-- Start of INFORMATION SHOWN --

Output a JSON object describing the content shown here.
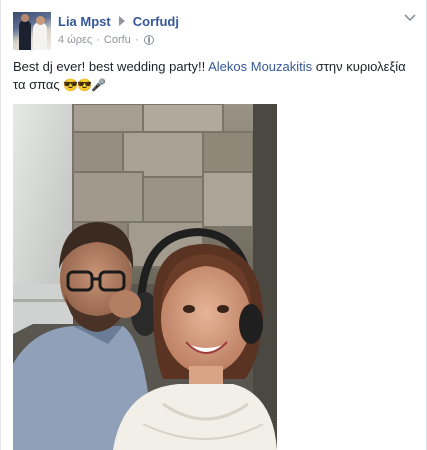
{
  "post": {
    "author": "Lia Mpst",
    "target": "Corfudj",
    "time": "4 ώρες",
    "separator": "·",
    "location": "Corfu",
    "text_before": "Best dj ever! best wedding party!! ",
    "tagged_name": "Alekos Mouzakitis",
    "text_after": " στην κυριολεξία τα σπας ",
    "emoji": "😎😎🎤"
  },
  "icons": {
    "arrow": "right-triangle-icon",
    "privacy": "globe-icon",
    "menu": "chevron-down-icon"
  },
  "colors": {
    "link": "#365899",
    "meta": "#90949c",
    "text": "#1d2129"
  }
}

-- End of INFORMATION SHOWN --
-- Start of INFORMATION SHOWN --

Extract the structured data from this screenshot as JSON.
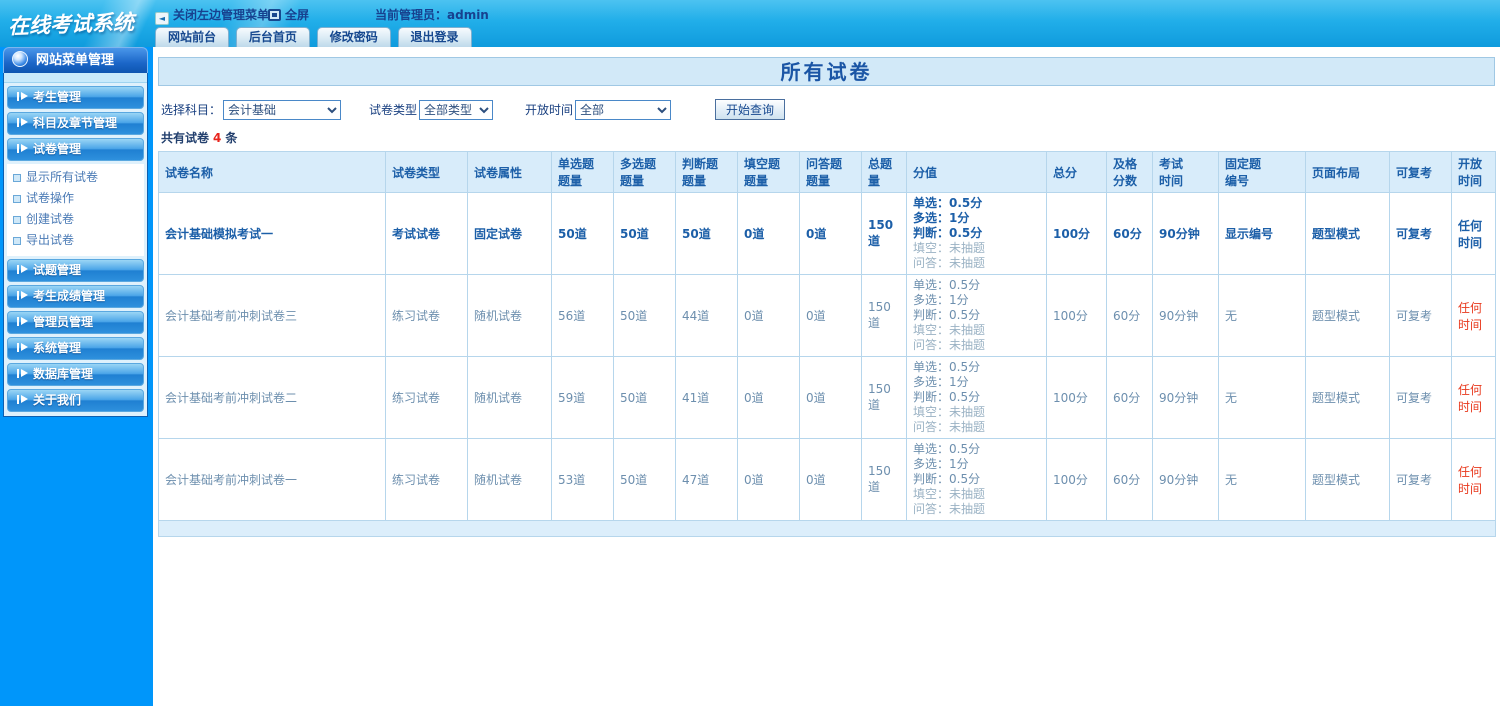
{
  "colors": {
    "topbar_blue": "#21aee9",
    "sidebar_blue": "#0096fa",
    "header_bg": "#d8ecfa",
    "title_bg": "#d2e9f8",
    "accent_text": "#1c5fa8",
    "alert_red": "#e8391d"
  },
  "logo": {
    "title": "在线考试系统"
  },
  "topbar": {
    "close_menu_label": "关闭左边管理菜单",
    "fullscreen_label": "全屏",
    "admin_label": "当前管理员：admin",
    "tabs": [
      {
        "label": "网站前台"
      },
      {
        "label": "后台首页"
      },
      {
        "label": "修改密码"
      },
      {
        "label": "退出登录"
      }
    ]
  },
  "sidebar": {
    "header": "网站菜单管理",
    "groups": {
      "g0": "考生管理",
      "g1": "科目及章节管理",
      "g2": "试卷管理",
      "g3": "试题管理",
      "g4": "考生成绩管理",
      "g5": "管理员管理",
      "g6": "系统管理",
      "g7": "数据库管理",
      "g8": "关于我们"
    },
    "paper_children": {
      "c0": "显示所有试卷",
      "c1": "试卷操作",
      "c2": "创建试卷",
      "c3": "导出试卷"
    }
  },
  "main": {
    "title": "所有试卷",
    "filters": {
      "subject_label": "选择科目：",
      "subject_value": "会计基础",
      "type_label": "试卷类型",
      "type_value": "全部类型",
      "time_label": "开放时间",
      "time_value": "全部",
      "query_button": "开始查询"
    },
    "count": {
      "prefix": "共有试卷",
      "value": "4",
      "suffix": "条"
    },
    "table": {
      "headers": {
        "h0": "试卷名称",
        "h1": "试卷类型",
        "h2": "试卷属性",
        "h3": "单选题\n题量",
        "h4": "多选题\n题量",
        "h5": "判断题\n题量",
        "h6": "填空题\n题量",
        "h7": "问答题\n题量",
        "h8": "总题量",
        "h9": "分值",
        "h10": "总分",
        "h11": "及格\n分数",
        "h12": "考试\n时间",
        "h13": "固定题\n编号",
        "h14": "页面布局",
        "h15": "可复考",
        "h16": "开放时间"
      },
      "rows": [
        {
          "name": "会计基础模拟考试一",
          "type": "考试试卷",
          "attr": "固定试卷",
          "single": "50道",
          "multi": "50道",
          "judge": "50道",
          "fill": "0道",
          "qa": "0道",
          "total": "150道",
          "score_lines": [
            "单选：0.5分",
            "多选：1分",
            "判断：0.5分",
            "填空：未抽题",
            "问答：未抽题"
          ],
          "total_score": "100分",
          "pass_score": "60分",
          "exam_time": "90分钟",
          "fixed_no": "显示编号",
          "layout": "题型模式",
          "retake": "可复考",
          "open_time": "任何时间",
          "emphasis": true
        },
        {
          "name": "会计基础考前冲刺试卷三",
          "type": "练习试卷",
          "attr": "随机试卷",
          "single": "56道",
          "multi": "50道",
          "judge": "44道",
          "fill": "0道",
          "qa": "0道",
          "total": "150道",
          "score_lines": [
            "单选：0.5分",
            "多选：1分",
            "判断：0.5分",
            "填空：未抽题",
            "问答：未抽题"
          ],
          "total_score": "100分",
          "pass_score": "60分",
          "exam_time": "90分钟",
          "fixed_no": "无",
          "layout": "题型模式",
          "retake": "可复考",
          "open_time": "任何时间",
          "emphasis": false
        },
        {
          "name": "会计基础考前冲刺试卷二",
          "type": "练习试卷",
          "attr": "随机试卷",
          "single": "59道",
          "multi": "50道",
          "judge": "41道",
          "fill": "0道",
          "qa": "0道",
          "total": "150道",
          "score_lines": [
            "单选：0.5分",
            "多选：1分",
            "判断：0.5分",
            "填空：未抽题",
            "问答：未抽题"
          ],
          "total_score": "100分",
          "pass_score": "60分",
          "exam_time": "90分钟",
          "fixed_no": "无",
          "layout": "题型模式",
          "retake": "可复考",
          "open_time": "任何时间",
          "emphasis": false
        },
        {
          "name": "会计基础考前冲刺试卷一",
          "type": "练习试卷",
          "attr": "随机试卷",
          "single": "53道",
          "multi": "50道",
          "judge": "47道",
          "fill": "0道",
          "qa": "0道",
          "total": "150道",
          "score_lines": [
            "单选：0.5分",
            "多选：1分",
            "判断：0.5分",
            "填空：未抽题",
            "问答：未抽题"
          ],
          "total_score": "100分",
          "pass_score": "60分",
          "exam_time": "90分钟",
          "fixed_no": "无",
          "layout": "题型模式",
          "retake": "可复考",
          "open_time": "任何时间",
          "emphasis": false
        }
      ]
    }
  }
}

-- End of INFORMATION SHOWN --

TASK DIRECTIONS: For each line of the entries that includes "judge", show that line.

FINAL RESULT:
          "judge": "50道",
          "judge": "44道",
          "judge": "41道",
          "judge": "47道",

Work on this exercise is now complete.